Instructions ::
• 1. Decide whether each statement below agrees with the home server discussion, answering yes or no and quoting the deciding words: (a) the person who runs samba uses RAID on the drive; (b) the TrueNAS machine has four 14TB WD Reds; (c) the server moved from the attic to the shed kept the same hardware.
• 2. In the home server discussion, what does the person running samba use on their apple tv and ios devices?
• 3. Reproduce everything in the home server discussion from "How do you stream" down to "drive raided (NAS)?".

Source ::
----
How do you stream the media on your devices?


I run samba via docker compose and bind mounts. I use Infuse on my apple tv and ios devices.


Is the drive raided (NAS)?


No RAID. All the pictures and music I have duplicated on other devices. I’m ok with losing my video media.


Personally, I've really enjoyed using a 1U 16 core Atom server as a single node Kubernetes cluster. I started on raspberry PIs and Synology NASs too but consolidated them earlier this year and didn't look back. It runs a whole bunch of stuff now and I blogged about the setup at https://bensblog.meierhost.com/20230705-home-lab-infrastruct....

Totally understand that it's a bit more expensive than second hand hardware and smaller elements so I'd only suggest going down that path once you know you'll get the utility out of it.

I've used it to replace my reliance on Google photos/docs and lean more on self hosting, though that means that backups, disk mirrors, and run books for restoring everything is double important!


I have been running a server in the attic for 20yrs, now relocated to the shed (not the same hardware).

I am getting a lot of joy out of vnc connect at the moment. I have ethernet to my shed with a pi firewall between my attic and the garden. VNC connect means I don't need to pfaff about with port forwarding etc.

I use rclone to sync my saas business backups from the server to the cloud. That may not sound secure but I used to be an Infrastructure Lead and I have seen how government agencies left doors open in data centre cages.

One piece of advice. Don't waste all your holidays on such projects, pace yourself :-)


I've been running TrueNAS for years on commodity hardware that's been upcycled from my personal workstation after major upgrades.

Current iteration is: a skylake era CPU, 16 gb ddr4, 4x 14TB WD Reds, 2x 512 GB SSD, and a m.2 boot drive

Used primarily for shared storage, backups, media serving, and lightweight docker containers (home assistant, git tea, etc) in an Ubuntu VM.

It's been super stable (paired with a UPS) and was surprisingly economical for what it is. I've also learned a lot in the process.

I do wish my CPU had a few more cores though.
----
Given entries ::
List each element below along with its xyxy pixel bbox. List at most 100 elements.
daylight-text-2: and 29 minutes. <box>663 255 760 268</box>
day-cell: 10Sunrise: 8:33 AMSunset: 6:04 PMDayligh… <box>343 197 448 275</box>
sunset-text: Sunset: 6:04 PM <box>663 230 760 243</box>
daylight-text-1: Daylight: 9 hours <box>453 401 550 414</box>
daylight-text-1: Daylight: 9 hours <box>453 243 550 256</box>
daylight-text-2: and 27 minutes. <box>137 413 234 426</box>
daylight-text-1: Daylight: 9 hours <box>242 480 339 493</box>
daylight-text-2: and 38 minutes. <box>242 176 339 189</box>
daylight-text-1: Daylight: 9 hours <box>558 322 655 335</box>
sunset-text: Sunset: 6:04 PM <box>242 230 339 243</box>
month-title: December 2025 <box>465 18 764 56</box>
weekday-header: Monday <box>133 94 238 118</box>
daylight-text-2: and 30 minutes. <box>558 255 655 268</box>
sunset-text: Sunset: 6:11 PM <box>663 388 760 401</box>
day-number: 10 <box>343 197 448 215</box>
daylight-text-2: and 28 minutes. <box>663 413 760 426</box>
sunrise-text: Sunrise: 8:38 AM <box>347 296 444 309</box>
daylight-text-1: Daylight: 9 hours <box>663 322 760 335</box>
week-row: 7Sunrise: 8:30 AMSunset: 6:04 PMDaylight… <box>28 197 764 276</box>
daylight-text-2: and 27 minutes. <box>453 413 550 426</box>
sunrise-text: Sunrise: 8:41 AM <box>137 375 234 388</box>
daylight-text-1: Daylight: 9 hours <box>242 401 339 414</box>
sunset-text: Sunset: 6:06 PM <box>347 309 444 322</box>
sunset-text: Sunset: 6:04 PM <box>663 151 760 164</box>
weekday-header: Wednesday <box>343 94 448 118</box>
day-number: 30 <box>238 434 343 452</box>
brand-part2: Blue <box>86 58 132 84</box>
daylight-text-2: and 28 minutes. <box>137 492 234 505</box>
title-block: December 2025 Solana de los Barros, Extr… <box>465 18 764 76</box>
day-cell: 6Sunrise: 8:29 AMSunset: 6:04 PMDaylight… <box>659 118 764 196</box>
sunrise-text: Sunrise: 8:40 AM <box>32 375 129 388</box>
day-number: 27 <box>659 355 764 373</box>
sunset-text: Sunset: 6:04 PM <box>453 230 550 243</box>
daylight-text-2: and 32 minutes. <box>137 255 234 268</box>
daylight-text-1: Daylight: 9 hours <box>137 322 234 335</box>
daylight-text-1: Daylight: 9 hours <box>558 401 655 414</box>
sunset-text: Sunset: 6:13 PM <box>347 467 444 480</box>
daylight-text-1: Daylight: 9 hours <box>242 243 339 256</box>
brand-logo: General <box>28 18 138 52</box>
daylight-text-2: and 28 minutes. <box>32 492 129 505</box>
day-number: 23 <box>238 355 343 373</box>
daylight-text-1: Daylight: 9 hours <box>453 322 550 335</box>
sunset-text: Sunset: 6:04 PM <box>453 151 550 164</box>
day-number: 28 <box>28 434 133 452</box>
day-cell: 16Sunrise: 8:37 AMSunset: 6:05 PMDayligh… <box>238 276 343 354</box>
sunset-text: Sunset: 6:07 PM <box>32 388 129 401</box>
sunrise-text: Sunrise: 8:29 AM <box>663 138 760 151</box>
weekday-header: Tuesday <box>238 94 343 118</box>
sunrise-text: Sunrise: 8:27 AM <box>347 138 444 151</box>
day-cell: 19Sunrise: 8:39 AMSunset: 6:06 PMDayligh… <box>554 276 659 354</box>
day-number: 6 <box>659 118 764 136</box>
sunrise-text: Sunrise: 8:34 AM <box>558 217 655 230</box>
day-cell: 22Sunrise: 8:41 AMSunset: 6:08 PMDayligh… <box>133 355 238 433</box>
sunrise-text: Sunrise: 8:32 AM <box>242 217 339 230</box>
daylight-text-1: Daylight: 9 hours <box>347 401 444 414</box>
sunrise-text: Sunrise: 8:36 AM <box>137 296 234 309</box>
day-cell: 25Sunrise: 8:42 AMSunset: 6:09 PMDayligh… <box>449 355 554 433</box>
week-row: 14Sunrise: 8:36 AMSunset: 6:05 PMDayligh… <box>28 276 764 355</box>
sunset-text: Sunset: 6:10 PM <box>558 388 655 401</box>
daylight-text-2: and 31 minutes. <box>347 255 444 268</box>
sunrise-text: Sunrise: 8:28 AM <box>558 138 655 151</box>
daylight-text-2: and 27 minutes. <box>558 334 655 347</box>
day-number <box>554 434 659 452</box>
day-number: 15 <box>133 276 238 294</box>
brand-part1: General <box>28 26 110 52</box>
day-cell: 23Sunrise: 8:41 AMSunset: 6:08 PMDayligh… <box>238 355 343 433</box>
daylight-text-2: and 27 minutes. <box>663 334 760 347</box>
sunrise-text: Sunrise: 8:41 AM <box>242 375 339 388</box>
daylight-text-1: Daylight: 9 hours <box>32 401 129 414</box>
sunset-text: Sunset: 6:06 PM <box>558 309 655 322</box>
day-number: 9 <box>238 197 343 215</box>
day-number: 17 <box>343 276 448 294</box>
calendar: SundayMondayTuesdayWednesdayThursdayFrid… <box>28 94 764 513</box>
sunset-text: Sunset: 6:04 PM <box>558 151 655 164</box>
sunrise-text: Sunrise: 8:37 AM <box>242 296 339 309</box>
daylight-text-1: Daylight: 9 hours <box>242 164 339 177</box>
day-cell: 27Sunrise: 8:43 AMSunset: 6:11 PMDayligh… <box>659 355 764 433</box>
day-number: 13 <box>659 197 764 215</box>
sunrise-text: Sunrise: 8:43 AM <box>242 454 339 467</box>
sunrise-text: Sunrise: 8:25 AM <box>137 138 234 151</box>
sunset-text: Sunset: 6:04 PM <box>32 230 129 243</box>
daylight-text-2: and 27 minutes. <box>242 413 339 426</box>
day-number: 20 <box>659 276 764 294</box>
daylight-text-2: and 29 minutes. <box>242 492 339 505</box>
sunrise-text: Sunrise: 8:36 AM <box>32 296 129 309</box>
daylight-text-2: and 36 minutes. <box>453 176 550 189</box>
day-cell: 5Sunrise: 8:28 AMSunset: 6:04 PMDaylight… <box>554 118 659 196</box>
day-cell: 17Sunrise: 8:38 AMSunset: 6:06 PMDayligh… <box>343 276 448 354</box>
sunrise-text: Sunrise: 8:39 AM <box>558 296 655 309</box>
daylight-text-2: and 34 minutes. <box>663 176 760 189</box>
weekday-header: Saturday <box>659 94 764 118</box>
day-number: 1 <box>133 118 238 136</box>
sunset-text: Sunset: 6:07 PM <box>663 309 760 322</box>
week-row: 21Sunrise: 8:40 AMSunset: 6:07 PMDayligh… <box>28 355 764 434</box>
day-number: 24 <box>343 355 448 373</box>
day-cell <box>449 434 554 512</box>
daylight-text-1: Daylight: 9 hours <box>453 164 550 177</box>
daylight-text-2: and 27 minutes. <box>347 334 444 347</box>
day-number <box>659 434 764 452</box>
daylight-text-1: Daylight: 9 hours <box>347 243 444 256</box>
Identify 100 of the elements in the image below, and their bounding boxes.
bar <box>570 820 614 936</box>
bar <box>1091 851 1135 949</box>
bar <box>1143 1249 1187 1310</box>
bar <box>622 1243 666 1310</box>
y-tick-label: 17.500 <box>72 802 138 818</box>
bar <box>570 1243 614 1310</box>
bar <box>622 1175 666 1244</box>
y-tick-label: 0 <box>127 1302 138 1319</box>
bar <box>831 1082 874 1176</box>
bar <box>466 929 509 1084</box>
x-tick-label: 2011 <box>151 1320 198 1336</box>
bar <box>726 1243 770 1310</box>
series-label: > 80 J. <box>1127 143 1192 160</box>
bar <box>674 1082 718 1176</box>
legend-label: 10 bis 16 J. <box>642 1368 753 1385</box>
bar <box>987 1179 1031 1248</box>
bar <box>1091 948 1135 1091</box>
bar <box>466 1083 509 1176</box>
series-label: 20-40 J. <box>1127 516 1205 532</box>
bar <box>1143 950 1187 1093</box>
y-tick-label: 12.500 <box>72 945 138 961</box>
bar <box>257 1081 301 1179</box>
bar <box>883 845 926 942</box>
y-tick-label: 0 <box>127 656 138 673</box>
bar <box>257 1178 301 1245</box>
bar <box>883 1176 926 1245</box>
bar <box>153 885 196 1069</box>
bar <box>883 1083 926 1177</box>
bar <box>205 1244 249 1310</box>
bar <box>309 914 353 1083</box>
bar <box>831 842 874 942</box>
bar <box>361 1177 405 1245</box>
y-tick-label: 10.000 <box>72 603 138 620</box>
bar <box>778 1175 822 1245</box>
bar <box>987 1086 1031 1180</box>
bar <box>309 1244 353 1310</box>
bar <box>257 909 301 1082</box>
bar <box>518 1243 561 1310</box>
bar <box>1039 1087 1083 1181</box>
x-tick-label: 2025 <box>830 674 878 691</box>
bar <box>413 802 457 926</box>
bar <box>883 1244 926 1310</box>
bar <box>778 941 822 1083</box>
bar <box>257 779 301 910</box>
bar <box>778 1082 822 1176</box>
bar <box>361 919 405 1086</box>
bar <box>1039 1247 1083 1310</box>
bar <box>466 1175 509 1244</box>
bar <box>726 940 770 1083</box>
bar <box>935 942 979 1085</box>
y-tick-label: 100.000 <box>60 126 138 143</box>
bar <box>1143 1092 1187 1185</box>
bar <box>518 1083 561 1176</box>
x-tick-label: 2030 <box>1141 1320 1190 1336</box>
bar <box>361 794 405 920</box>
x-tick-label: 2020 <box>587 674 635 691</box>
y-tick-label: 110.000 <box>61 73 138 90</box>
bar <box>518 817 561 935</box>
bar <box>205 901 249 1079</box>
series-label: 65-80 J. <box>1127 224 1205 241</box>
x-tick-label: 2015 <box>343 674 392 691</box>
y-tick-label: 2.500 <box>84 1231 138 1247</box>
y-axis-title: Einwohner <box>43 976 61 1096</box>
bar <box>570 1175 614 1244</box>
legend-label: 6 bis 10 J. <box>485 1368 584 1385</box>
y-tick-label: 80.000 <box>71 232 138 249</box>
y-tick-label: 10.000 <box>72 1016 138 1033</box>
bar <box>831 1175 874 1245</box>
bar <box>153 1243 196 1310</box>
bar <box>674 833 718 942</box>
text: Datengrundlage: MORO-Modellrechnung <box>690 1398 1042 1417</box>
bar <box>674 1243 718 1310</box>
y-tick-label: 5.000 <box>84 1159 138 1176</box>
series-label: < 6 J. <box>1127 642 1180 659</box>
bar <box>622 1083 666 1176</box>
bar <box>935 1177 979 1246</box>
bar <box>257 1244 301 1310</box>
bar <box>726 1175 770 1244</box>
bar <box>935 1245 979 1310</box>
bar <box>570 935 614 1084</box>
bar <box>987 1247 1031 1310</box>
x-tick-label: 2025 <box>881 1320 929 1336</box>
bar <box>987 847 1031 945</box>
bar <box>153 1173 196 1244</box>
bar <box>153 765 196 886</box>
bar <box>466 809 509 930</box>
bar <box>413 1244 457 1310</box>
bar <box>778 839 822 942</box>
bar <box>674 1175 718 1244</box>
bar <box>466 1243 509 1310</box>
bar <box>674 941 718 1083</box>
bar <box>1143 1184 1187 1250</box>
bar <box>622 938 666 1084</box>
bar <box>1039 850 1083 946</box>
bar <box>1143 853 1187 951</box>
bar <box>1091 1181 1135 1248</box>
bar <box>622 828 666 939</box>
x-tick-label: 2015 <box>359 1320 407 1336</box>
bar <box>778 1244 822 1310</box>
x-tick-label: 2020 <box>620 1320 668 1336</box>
----
Exercise responses ::
• 1.
(a) No: "No RAID."
(b) Yes: "4x 14TB WD Reds"
(c) No: "(not the same hardware)"

• 2. Infuse.

• 3.
How do you stream the media on your devices?


I run samba via docker compose and bind mounts. I use Infuse on my apple tv and ios devices.


Is the drive raided (NAS)?